- WHAT YOU ARE ASKED TO DO -
Can you retype every record below exactly as written?

- Data entries -
· · · · · · ·

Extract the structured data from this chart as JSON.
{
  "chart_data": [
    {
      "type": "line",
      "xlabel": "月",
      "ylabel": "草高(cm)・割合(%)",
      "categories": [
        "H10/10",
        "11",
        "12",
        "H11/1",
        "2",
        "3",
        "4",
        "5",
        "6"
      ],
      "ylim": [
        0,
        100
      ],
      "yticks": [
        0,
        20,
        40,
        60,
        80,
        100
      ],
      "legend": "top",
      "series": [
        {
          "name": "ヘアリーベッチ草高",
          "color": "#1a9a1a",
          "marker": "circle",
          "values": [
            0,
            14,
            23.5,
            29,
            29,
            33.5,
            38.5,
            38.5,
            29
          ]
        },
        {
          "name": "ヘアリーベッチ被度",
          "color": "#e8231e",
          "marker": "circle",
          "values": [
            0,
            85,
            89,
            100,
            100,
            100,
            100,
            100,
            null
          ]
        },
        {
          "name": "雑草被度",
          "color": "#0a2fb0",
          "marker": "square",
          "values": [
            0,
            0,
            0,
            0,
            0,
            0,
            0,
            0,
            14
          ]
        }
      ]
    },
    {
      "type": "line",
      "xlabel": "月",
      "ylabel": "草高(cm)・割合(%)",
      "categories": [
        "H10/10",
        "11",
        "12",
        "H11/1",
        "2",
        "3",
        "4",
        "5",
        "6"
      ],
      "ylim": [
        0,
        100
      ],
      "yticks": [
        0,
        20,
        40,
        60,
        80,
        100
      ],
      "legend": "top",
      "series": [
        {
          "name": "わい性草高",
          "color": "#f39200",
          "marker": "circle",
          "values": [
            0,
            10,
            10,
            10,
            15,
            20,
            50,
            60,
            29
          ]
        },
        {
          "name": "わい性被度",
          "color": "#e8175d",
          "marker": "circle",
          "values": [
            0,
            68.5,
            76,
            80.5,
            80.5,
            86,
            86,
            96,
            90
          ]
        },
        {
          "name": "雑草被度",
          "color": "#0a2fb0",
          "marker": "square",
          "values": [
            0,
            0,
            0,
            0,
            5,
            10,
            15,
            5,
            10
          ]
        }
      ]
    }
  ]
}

· · · · · · ·

- FINAL RESULT -
Extract the structured data from this chart as JSON.
{
  "chart_data": [
    {
      "type": "line",
      "xlabel": "月",
      "ylabel": "草高(cm)・割合(%)",
      "categories": [
        "H10/10",
        "11",
        "12",
        "H11/1",
        "2",
        "3",
        "4",
        "5",
        "6"
      ],
      "ylim": [
        0,
        100
      ],
      "yticks": [
        0,
        20,
        40,
        60,
        80,
        100
      ],
      "legend": "top",
      "series": [
        {
          "name": "ヘアリーベッチ草高",
          "color": "#1a9a1a",
          "marker": "circle",
          "values": [
            0,
            14,
            23.5,
            29,
            29,
            33.5,
            38.5,
            38.5,
            29
          ]
        },
        {
          "name": "ヘアリーベッチ被度",
          "color": "#e8231e",
          "marker": "circle",
          "values": [
            0,
            85,
            89,
            100,
            100,
            100,
            100,
            100,
            null
          ]
        },
        {
          "name": "雑草被度",
          "color": "#0a2fb0",
          "marker": "square",
          "values": [
            0,
            0,
            0,
            0,
            0,
            0,
            0,
            0,
            14
          ]
        }
      ]
    },
    {
      "type": "line",
      "xlabel": "月",
      "ylabel": "草高(cm)・割合(%)",
      "categories": [
        "H10/10",
        "11",
        "12",
        "H11/1",
        "2",
        "3",
        "4",
        "5",
        "6"
      ],
      "ylim": [
        0,
        100
      ],
      "yticks": [
        0,
        20,
        40,
        60,
        80,
        100
      ],
      "legend": "top",
      "series": [
        {
          "name": "わい性草高",
          "color": "#f39200",
          "marker": "circle",
          "values": [
            0,
            10,
            10,
            10,
            15,
            20,
            50,
            60,
            29
          ]
        },
        {
          "name": "わい性被度",
          "color": "#e8175d",
          "marker": "circle",
          "values": [
            0,
            68.5,
            76,
            80.5,
            80.5,
            86,
            86,
            96,
            90
          ]
        },
        {
          "name": "雑草被度",
          "color": "#0a2fb0",
          "marker": "square",
          "values": [
            0,
            0,
            0,
            0,
            5,
            10,
            15,
            5,
            10
          ]
        }
      ]
    }
  ]
}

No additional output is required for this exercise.